GIVEN INSTRUCTION: Quote every line below exactly and skip any picture.

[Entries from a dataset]

######

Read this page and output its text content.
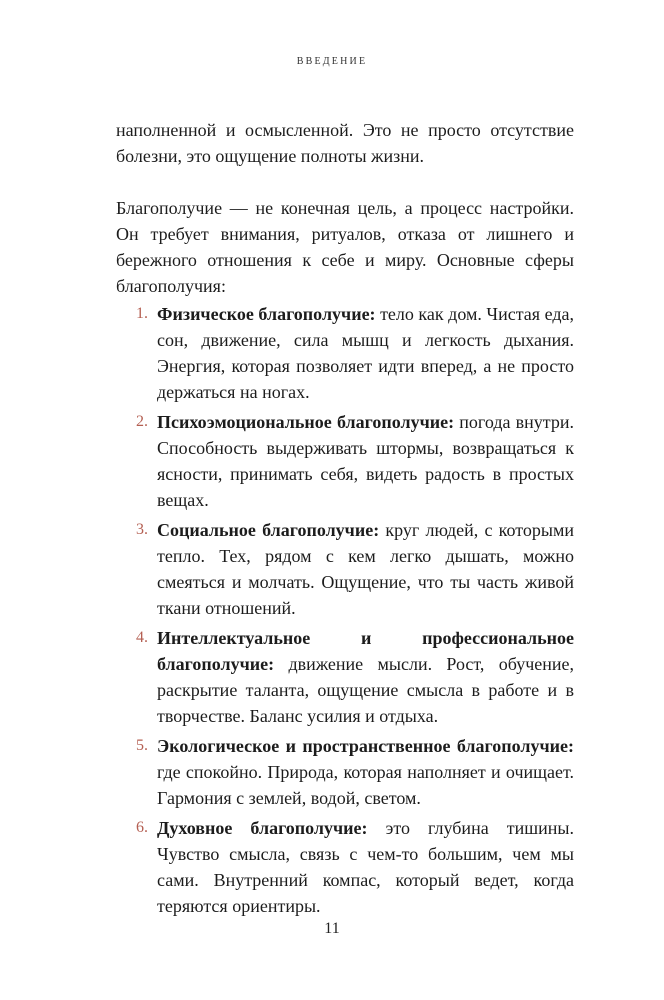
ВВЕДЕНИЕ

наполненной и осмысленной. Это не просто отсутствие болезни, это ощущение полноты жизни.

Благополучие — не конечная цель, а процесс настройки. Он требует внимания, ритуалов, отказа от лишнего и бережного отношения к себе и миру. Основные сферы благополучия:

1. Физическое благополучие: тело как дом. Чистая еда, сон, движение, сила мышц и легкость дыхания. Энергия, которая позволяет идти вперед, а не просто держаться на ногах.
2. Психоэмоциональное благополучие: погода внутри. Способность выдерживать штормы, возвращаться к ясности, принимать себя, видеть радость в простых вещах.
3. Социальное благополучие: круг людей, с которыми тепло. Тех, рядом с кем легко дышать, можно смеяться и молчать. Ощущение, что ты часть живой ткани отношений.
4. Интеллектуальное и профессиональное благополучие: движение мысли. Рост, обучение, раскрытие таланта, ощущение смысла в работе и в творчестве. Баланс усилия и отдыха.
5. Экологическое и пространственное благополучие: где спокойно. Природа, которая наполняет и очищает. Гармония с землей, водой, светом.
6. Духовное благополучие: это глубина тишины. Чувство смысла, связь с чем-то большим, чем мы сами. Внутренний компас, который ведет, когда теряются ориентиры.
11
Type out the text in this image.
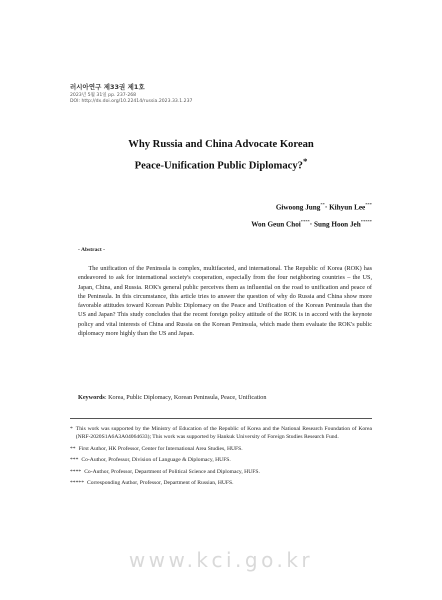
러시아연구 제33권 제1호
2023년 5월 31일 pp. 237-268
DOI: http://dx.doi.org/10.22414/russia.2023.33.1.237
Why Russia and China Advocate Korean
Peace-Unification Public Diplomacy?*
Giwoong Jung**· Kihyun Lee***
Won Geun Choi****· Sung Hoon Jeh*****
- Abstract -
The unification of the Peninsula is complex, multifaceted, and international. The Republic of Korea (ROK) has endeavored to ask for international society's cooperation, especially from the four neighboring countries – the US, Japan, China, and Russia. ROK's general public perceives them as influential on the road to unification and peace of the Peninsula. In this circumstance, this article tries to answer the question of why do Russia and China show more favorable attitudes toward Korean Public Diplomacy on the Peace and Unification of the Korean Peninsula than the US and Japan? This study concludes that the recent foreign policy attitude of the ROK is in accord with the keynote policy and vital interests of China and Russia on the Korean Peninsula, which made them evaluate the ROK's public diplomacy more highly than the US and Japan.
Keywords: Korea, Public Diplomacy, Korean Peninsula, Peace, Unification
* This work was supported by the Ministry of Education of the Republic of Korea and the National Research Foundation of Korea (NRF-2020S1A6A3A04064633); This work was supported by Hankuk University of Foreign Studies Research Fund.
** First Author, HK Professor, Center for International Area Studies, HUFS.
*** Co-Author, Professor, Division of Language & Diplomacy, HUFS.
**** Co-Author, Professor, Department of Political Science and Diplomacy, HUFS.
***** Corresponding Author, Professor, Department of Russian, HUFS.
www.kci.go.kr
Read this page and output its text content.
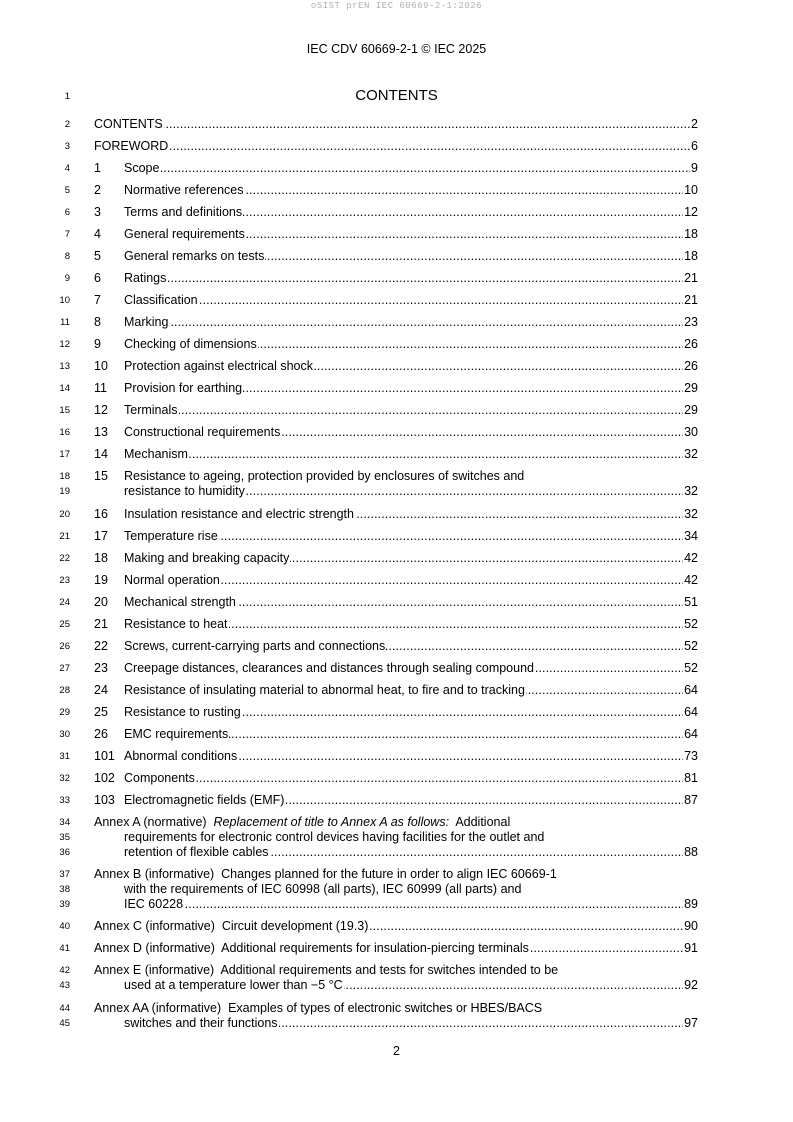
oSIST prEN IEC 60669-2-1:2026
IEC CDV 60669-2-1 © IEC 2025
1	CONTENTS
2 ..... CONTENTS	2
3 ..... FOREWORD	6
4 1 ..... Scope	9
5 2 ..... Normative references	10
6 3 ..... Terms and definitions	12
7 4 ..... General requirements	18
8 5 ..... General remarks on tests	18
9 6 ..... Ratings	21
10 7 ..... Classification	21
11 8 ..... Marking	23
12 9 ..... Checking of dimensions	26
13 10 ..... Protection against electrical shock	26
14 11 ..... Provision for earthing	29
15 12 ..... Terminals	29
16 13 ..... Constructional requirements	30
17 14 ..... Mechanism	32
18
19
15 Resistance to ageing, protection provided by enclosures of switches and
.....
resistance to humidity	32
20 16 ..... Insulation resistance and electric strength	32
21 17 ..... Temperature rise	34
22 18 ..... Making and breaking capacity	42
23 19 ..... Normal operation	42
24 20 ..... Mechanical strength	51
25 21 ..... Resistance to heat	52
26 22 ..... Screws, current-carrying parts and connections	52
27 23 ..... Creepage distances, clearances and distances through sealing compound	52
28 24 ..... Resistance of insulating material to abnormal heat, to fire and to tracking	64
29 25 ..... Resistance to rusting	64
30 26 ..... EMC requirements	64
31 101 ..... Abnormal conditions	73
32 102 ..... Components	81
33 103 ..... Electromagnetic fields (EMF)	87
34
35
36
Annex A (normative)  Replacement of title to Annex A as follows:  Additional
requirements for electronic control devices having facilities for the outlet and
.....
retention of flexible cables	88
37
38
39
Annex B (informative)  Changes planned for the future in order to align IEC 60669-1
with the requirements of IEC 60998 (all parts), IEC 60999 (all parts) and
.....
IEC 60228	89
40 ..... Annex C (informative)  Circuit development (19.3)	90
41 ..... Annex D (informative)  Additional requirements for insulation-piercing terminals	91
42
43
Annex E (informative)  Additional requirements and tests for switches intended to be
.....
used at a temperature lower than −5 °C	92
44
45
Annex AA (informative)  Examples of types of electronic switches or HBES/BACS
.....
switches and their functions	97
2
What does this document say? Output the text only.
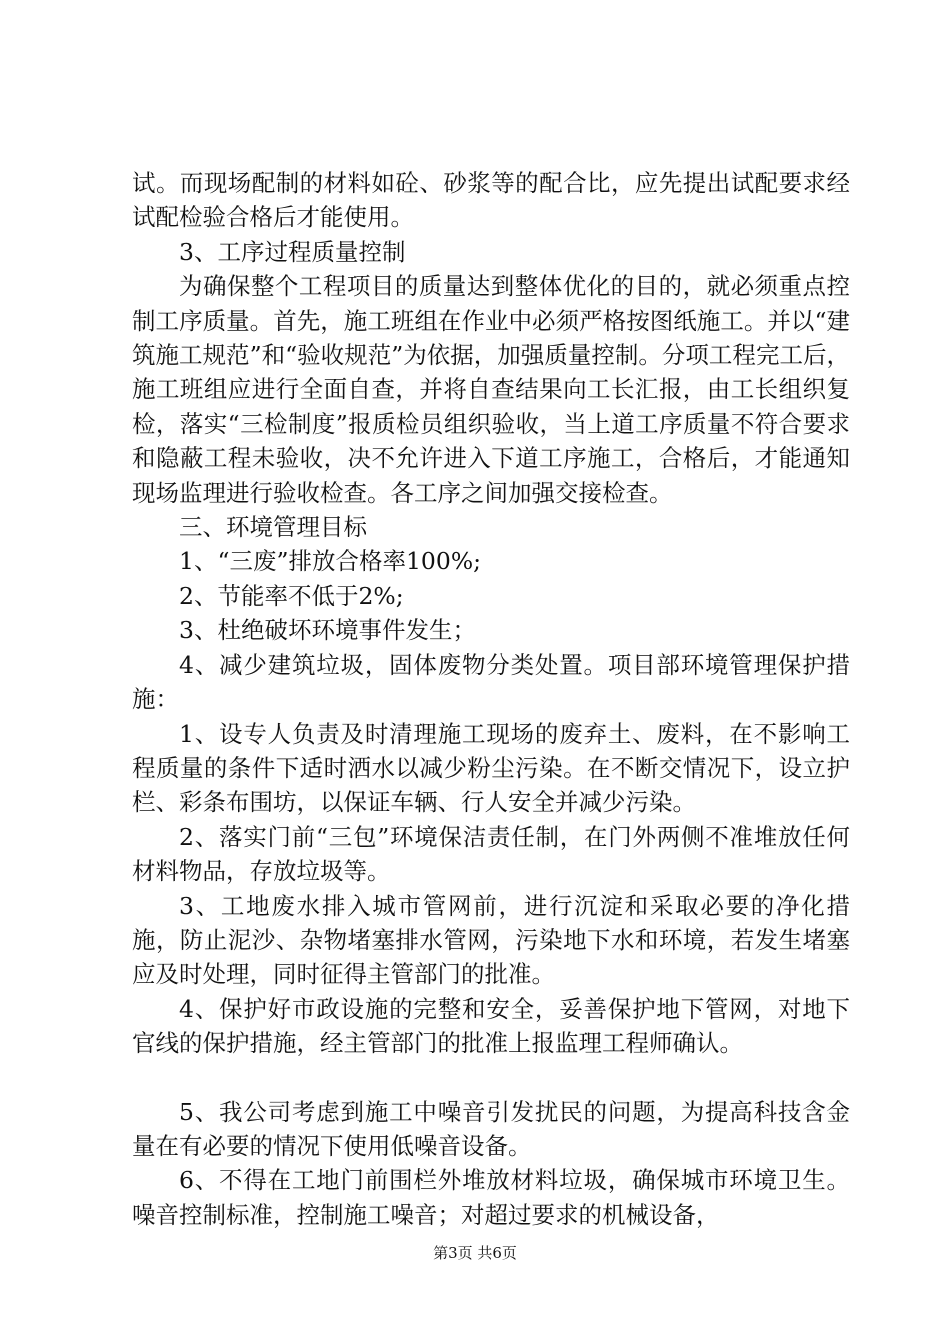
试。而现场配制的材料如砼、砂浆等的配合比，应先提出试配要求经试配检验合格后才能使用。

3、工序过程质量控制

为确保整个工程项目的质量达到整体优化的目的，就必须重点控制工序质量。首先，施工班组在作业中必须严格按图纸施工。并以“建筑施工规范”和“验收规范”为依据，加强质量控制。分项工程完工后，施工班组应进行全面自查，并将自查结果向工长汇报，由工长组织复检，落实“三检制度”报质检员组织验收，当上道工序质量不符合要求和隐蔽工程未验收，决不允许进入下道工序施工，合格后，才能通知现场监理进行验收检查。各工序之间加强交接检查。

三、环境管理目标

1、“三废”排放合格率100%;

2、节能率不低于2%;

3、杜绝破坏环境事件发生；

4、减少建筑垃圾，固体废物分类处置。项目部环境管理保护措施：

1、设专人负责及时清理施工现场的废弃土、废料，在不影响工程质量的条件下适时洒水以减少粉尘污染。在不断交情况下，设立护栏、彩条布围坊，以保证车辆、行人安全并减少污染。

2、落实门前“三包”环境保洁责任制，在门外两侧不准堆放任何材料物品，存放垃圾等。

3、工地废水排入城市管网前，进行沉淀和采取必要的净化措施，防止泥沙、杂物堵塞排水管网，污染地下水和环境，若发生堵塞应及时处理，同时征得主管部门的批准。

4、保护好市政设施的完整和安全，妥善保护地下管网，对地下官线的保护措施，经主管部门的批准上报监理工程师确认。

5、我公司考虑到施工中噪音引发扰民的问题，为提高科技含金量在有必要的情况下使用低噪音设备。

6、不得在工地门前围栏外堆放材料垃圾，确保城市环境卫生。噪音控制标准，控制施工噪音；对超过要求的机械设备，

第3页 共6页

######

THE COMPLETED TASK:
Read this page and output its text content.
ВВЕДЕНИЕ

наполненной и осмысленной. Это не просто отсутствие болезни, это ощущение полноты жизни.

Благополучие — не конечная цель, а процесс настройки. Он требует внимания, ритуалов, отказа от лишнего и бережного отношения к себе и миру. Основные сферы благополучия:

1. Физическое благополучие: тело как дом. Чистая еда, сон, движение, сила мышц и легкость дыхания. Энергия, которая позволяет идти вперед, а не просто держаться на ногах.
2. Психоэмоциональное благополучие: погода внутри. Способность выдерживать штормы, возвращаться к ясности, принимать себя, видеть радость в простых вещах.
3. Социальное благополучие: круг людей, с которыми тепло. Тех, рядом с кем легко дышать, можно смеяться и молчать. Ощущение, что ты часть живой ткани отношений.
4. Интеллектуальное и профессиональное благополучие: движение мысли. Рост, обучение, раскрытие таланта, ощущение смысла в работе и в творчестве. Баланс усилия и отдыха.
5. Экологическое и пространственное благополучие: где спокойно. Природа, которая наполняет и очищает. Гармония с землей, водой, светом.
6. Духовное благополучие: это глубина тишины. Чувство смысла, связь с чем-то большим, чем мы сами. Внутренний компас, который ведет, когда теряются ориентиры.
11
Type out the text in this image.
러시아연구 제33권 제1호
2023년 5월 31일 pp. 237-268
DOI: http://dx.doi.org/10.22414/russia.2023.33.1.237
Why Russia and China Advocate Korean
Peace-Unification Public Diplomacy?*
Giwoong Jung**· Kihyun Lee***
Won Geun Choi****· Sung Hoon Jeh*****
- Abstract -
The unification of the Peninsula is complex, multifaceted, and international. The Republic of Korea (ROK) has endeavored to ask for international society's cooperation, especially from the four neighboring countries – the US, Japan, China, and Russia. ROK's general public perceives them as influential on the road to unification and peace of the Peninsula. In this circumstance, this article tries to answer the question of why do Russia and China show more favorable attitudes toward Korean Public Diplomacy on the Peace and Unification of the Korean Peninsula than the US and Japan? This study concludes that the recent foreign policy attitude of the ROK is in accord with the keynote policy and vital interests of China and Russia on the Korean Peninsula, which made them evaluate the ROK's public diplomacy more highly than the US and Japan.
Keywords: Korea, Public Diplomacy, Korean Peninsula, Peace, Unification
* This work was supported by the Ministry of Education of the Republic of Korea and the National Research Foundation of Korea (NRF-2020S1A6A3A04064633); This work was supported by Hankuk University of Foreign Studies Research Fund.
** First Author, HK Professor, Center for International Area Studies, HUFS.
*** Co-Author, Professor, Division of Language & Diplomacy, HUFS.
**** Co-Author, Professor, Department of Political Science and Diplomacy, HUFS.
***** Corresponding Author, Professor, Department of Russian, HUFS.
www.kci.go.kr
Read this page and output its text content.
oSIST prEN IEC 60669-2-1:2026
IEC CDV 60669-2-1 © IEC 2025
1	CONTENTS
2 ..... CONTENTS	2
3 ..... FOREWORD	6
4 1 ..... Scope	9
5 2 ..... Normative references	10
6 3 ..... Terms and definitions	12
7 4 ..... General requirements	18
8 5 ..... General remarks on tests	18
9 6 ..... Ratings	21
10 7 ..... Classification	21
11 8 ..... Marking	23
12 9 ..... Checking of dimensions	26
13 10 ..... Protection against electrical shock	26
14 11 ..... Provision for earthing	29
15 12 ..... Terminals	29
16 13 ..... Constructional requirements	30
17 14 ..... Mechanism	32
18
19
15 Resistance to ageing, protection provided by enclosures of switches and
.....
resistance to humidity	32
20 16 ..... Insulation resistance and electric strength	32
21 17 ..... Temperature rise	34
22 18 ..... Making and breaking capacity	42
23 19 ..... Normal operation	42
24 20 ..... Mechanical strength	51
25 21 ..... Resistance to heat	52
26 22 ..... Screws, current-carrying parts and connections	52
27 23 ..... Creepage distances, clearances and distances through sealing compound	52
28 24 ..... Resistance of insulating material to abnormal heat, to fire and to tracking	64
29 25 ..... Resistance to rusting	64
30 26 ..... EMC requirements	64
31 101 ..... Abnormal conditions	73
32 102 ..... Components	81
33 103 ..... Electromagnetic fields (EMF)	87
34
35
36
Annex A (normative)  Replacement of title to Annex A as follows:  Additional
requirements for electronic control devices having facilities for the outlet and
.....
retention of flexible cables	88
37
38
39
Annex B (informative)  Changes planned for the future in order to align IEC 60669-1
with the requirements of IEC 60998 (all parts), IEC 60999 (all parts) and
.....
IEC 60228	89
40 ..... Annex C (informative)  Circuit development (19.3)	90
41 ..... Annex D (informative)  Additional requirements for insulation-piercing terminals	91
42
43
Annex E (informative)  Additional requirements and tests for switches intended to be
.....
used at a temperature lower than −5 °C	92
44
45
Annex AA (informative)  Examples of types of electronic switches or HBES/BACS
.....
switches and their functions	97
2
What does this document say? Output the text only.
试。而现场配制的材料如砼、砂浆等的配合比，应先提出试配要求经试配检验合格后才能使用。

3、工序过程质量控制

为确保整个工程项目的质量达到整体优化的目的，就必须重点控制工序质量。首先，施工班组在作业中必须严格按图纸施工。并以“建筑施工规范”和“验收规范”为依据，加强质量控制。分项工程完工后，施工班组应进行全面自查，并将自查结果向工长汇报，由工长组织复检，落实“三检制度”报质检员组织验收，当上道工序质量不符合要求和隐蔽工程未验收，决不允许进入下道工序施工，合格后，才能通知现场监理进行验收检查。各工序之间加强交接检查。

三、环境管理目标

1、“三废”排放合格率100%;

2、节能率不低于2%;

3、杜绝破坏环境事件发生；

4、减少建筑垃圾，固体废物分类处置。项目部环境管理保护措施：

1、设专人负责及时清理施工现场的废弃土、废料，在不影响工程质量的条件下适时洒水以减少粉尘污染。在不断交情况下，设立护栏、彩条布围坊，以保证车辆、行人安全并减少污染。

2、落实门前“三包”环境保洁责任制，在门外两侧不准堆放任何材料物品，存放垃圾等。

3、工地废水排入城市管网前，进行沉淀和采取必要的净化措施，防止泥沙、杂物堵塞排水管网，污染地下水和环境，若发生堵塞应及时处理，同时征得主管部门的批准。

4、保护好市政设施的完整和安全，妥善保护地下管网，对地下官线的保护措施，经主管部门的批准上报监理工程师确认。

5、我公司考虑到施工中噪音引发扰民的问题，为提高科技含金量在有必要的情况下使用低噪音设备。

6、不得在工地门前围栏外堆放材料垃圾，确保城市环境卫生。噪音控制标准，控制施工噪音；对超过要求的机械设备，

第3页 共6页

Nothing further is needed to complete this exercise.